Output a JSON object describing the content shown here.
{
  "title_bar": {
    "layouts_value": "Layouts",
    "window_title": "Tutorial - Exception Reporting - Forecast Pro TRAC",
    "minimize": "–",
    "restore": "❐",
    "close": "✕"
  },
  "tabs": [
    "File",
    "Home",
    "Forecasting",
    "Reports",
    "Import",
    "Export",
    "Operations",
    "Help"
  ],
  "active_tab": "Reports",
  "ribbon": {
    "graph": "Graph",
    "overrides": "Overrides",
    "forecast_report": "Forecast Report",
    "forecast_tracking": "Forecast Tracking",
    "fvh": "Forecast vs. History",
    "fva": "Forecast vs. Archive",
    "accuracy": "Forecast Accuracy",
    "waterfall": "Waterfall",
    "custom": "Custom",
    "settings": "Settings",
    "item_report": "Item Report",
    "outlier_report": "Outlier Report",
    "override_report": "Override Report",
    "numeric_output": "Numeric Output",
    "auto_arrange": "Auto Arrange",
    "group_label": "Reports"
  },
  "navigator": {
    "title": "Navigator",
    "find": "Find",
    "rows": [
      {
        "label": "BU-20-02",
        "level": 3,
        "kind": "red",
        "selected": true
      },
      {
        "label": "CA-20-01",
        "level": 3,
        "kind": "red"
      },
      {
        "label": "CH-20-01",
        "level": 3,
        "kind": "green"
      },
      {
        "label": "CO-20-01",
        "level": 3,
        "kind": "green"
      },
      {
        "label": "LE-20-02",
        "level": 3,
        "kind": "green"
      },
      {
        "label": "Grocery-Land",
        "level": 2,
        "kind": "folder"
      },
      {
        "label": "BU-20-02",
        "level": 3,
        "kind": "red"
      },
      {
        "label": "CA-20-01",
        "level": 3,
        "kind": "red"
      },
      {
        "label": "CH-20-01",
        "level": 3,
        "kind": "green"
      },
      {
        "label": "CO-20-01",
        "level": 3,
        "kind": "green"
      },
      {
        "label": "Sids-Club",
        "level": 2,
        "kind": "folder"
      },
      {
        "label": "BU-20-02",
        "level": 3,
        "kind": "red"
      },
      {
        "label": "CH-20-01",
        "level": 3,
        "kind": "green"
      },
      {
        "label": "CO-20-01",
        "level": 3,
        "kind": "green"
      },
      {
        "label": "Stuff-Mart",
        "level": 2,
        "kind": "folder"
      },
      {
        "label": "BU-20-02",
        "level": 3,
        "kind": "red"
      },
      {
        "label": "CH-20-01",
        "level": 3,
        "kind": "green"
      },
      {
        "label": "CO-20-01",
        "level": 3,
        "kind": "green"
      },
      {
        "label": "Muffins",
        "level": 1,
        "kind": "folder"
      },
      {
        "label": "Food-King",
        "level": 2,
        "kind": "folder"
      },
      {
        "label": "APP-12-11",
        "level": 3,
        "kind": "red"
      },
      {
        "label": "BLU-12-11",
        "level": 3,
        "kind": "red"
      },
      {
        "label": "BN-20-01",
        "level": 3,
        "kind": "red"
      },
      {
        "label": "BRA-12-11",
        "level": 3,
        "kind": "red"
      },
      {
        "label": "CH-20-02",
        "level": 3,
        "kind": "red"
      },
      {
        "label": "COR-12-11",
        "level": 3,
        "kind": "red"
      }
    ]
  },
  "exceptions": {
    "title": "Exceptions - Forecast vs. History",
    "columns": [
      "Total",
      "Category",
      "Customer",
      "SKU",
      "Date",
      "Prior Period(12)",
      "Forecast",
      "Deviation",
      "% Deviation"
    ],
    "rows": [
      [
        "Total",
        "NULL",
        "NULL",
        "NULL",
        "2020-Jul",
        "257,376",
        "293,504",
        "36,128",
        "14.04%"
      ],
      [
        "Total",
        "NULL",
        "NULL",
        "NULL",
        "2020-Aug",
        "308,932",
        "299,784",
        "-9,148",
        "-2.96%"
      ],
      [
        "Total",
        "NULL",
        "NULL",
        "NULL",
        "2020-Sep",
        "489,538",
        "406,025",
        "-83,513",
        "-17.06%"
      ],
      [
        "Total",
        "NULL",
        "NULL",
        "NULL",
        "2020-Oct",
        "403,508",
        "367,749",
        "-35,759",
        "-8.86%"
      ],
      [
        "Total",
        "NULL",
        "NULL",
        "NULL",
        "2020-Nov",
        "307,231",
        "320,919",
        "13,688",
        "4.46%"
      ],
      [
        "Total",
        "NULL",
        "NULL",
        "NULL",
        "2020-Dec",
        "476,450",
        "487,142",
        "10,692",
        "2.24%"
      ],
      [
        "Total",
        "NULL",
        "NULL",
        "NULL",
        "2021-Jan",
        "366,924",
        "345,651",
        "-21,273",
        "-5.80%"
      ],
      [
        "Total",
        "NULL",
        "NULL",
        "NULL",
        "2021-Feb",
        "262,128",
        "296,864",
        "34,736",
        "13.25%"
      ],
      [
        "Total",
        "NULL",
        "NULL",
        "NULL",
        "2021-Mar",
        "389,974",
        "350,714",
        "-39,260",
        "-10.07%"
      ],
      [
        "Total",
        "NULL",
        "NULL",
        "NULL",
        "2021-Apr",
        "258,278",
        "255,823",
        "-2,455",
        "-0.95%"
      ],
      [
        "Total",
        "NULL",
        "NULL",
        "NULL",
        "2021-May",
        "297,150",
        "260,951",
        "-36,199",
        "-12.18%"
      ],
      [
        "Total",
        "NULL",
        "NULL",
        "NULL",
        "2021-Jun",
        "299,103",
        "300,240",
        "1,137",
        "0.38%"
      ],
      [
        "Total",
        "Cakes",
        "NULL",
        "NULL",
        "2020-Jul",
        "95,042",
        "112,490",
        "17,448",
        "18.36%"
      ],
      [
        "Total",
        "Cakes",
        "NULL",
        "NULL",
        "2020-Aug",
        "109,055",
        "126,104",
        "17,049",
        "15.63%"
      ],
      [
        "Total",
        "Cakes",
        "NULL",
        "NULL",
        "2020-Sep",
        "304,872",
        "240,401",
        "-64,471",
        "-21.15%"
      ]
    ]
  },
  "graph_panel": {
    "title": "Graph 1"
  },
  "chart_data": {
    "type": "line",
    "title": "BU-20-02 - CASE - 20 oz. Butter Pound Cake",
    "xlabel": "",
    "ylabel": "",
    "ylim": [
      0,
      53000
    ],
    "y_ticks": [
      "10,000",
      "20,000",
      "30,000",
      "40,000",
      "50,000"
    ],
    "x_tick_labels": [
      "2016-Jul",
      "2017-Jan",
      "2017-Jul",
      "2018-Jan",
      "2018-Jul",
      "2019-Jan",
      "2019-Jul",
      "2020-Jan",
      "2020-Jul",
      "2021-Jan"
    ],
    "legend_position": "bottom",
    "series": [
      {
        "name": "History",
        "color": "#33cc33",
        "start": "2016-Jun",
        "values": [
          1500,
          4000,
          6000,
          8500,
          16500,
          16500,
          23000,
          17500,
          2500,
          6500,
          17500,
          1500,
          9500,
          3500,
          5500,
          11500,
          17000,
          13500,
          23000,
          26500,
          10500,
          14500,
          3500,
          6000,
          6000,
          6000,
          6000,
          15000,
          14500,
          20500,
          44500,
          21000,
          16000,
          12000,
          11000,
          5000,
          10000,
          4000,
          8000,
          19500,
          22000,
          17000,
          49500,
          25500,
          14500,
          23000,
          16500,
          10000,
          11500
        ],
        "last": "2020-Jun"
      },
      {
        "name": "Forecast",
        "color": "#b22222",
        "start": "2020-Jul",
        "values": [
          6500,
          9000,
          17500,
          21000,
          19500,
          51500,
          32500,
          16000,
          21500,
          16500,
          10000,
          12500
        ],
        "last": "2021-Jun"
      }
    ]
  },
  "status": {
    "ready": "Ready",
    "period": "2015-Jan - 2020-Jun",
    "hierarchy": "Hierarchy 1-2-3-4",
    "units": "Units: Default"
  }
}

_Aim of the task_: Repeat every line of the records above exactly.

_Response_:
Output a JSON object describing the content shown here.
{
  "title_bar": {
    "layouts_value": "Layouts",
    "window_title": "Tutorial - Exception Reporting - Forecast Pro TRAC",
    "minimize": "–",
    "restore": "❐",
    "close": "✕"
  },
  "tabs": [
    "File",
    "Home",
    "Forecasting",
    "Reports",
    "Import",
    "Export",
    "Operations",
    "Help"
  ],
  "active_tab": "Reports",
  "ribbon": {
    "graph": "Graph",
    "overrides": "Overrides",
    "forecast_report": "Forecast Report",
    "forecast_tracking": "Forecast Tracking",
    "fvh": "Forecast vs. History",
    "fva": "Forecast vs. Archive",
    "accuracy": "Forecast Accuracy",
    "waterfall": "Waterfall",
    "custom": "Custom",
    "settings": "Settings",
    "item_report": "Item Report",
    "outlier_report": "Outlier Report",
    "override_report": "Override Report",
    "numeric_output": "Numeric Output",
    "auto_arrange": "Auto Arrange",
    "group_label": "Reports"
  },
  "navigator": {
    "title": "Navigator",
    "find": "Find",
    "rows": [
      {
        "label": "BU-20-02",
        "level": 3,
        "kind": "red",
        "selected": true
      },
      {
        "label": "CA-20-01",
        "level": 3,
        "kind": "red"
      },
      {
        "label": "CH-20-01",
        "level": 3,
        "kind": "green"
      },
      {
        "label": "CO-20-01",
        "level": 3,
        "kind": "green"
      },
      {
        "label": "LE-20-02",
        "level": 3,
        "kind": "green"
      },
      {
        "label": "Grocery-Land",
        "level": 2,
        "kind": "folder"
      },
      {
        "label": "BU-20-02",
        "level": 3,
        "kind": "red"
      },
      {
        "label": "CA-20-01",
        "level": 3,
        "kind": "red"
      },
      {
        "label": "CH-20-01",
        "level": 3,
        "kind": "green"
      },
      {
        "label": "CO-20-01",
        "level": 3,
        "kind": "green"
      },
      {
        "label": "Sids-Club",
        "level": 2,
        "kind": "folder"
      },
      {
        "label": "BU-20-02",
        "level": 3,
        "kind": "red"
      },
      {
        "label": "CH-20-01",
        "level": 3,
        "kind": "green"
      },
      {
        "label": "CO-20-01",
        "level": 3,
        "kind": "green"
      },
      {
        "label": "Stuff-Mart",
        "level": 2,
        "kind": "folder"
      },
      {
        "label": "BU-20-02",
        "level": 3,
        "kind": "red"
      },
      {
        "label": "CH-20-01",
        "level": 3,
        "kind": "green"
      },
      {
        "label": "CO-20-01",
        "level": 3,
        "kind": "green"
      },
      {
        "label": "Muffins",
        "level": 1,
        "kind": "folder"
      },
      {
        "label": "Food-King",
        "level": 2,
        "kind": "folder"
      },
      {
        "label": "APP-12-11",
        "level": 3,
        "kind": "red"
      },
      {
        "label": "BLU-12-11",
        "level": 3,
        "kind": "red"
      },
      {
        "label": "BN-20-01",
        "level": 3,
        "kind": "red"
      },
      {
        "label": "BRA-12-11",
        "level": 3,
        "kind": "red"
      },
      {
        "label": "CH-20-02",
        "level": 3,
        "kind": "red"
      },
      {
        "label": "COR-12-11",
        "level": 3,
        "kind": "red"
      }
    ]
  },
  "exceptions": {
    "title": "Exceptions - Forecast vs. History",
    "columns": [
      "Total",
      "Category",
      "Customer",
      "SKU",
      "Date",
      "Prior Period(12)",
      "Forecast",
      "Deviation",
      "% Deviation"
    ],
    "rows": [
      [
        "Total",
        "NULL",
        "NULL",
        "NULL",
        "2020-Jul",
        "257,376",
        "293,504",
        "36,128",
        "14.04%"
      ],
      [
        "Total",
        "NULL",
        "NULL",
        "NULL",
        "2020-Aug",
        "308,932",
        "299,784",
        "-9,148",
        "-2.96%"
      ],
      [
        "Total",
        "NULL",
        "NULL",
        "NULL",
        "2020-Sep",
        "489,538",
        "406,025",
        "-83,513",
        "-17.06%"
      ],
      [
        "Total",
        "NULL",
        "NULL",
        "NULL",
        "2020-Oct",
        "403,508",
        "367,749",
        "-35,759",
        "-8.86%"
      ],
      [
        "Total",
        "NULL",
        "NULL",
        "NULL",
        "2020-Nov",
        "307,231",
        "320,919",
        "13,688",
        "4.46%"
      ],
      [
        "Total",
        "NULL",
        "NULL",
        "NULL",
        "2020-Dec",
        "476,450",
        "487,142",
        "10,692",
        "2.24%"
      ],
      [
        "Total",
        "NULL",
        "NULL",
        "NULL",
        "2021-Jan",
        "366,924",
        "345,651",
        "-21,273",
        "-5.80%"
      ],
      [
        "Total",
        "NULL",
        "NULL",
        "NULL",
        "2021-Feb",
        "262,128",
        "296,864",
        "34,736",
        "13.25%"
      ],
      [
        "Total",
        "NULL",
        "NULL",
        "NULL",
        "2021-Mar",
        "389,974",
        "350,714",
        "-39,260",
        "-10.07%"
      ],
      [
        "Total",
        "NULL",
        "NULL",
        "NULL",
        "2021-Apr",
        "258,278",
        "255,823",
        "-2,455",
        "-0.95%"
      ],
      [
        "Total",
        "NULL",
        "NULL",
        "NULL",
        "2021-May",
        "297,150",
        "260,951",
        "-36,199",
        "-12.18%"
      ],
      [
        "Total",
        "NULL",
        "NULL",
        "NULL",
        "2021-Jun",
        "299,103",
        "300,240",
        "1,137",
        "0.38%"
      ],
      [
        "Total",
        "Cakes",
        "NULL",
        "NULL",
        "2020-Jul",
        "95,042",
        "112,490",
        "17,448",
        "18.36%"
      ],
      [
        "Total",
        "Cakes",
        "NULL",
        "NULL",
        "2020-Aug",
        "109,055",
        "126,104",
        "17,049",
        "15.63%"
      ],
      [
        "Total",
        "Cakes",
        "NULL",
        "NULL",
        "2020-Sep",
        "304,872",
        "240,401",
        "-64,471",
        "-21.15%"
      ]
    ]
  },
  "graph_panel": {
    "title": "Graph 1"
  },
  "chart_data": {
    "type": "line",
    "title": "BU-20-02 - CASE - 20 oz. Butter Pound Cake",
    "xlabel": "",
    "ylabel": "",
    "ylim": [
      0,
      53000
    ],
    "y_ticks": [
      "10,000",
      "20,000",
      "30,000",
      "40,000",
      "50,000"
    ],
    "x_tick_labels": [
      "2016-Jul",
      "2017-Jan",
      "2017-Jul",
      "2018-Jan",
      "2018-Jul",
      "2019-Jan",
      "2019-Jul",
      "2020-Jan",
      "2020-Jul",
      "2021-Jan"
    ],
    "legend_position": "bottom",
    "series": [
      {
        "name": "History",
        "color": "#33cc33",
        "start": "2016-Jun",
        "values": [
          1500,
          4000,
          6000,
          8500,
          16500,
          16500,
          23000,
          17500,
          2500,
          6500,
          17500,
          1500,
          9500,
          3500,
          5500,
          11500,
          17000,
          13500,
          23000,
          26500,
          10500,
          14500,
          3500,
          6000,
          6000,
          6000,
          6000,
          15000,
          14500,
          20500,
          44500,
          21000,
          16000,
          12000,
          11000,
          5000,
          10000,
          4000,
          8000,
          19500,
          22000,
          17000,
          49500,
          25500,
          14500,
          23000,
          16500,
          10000,
          11500
        ],
        "last": "2020-Jun"
      },
      {
        "name": "Forecast",
        "color": "#b22222",
        "start": "2020-Jul",
        "values": [
          6500,
          9000,
          17500,
          21000,
          19500,
          51500,
          32500,
          16000,
          21500,
          16500,
          10000,
          12500
        ],
        "last": "2021-Jun"
      }
    ]
  },
  "status": {
    "ready": "Ready",
    "period": "2015-Jan - 2020-Jun",
    "hierarchy": "Hierarchy 1-2-3-4",
    "units": "Units: Default"
  }
}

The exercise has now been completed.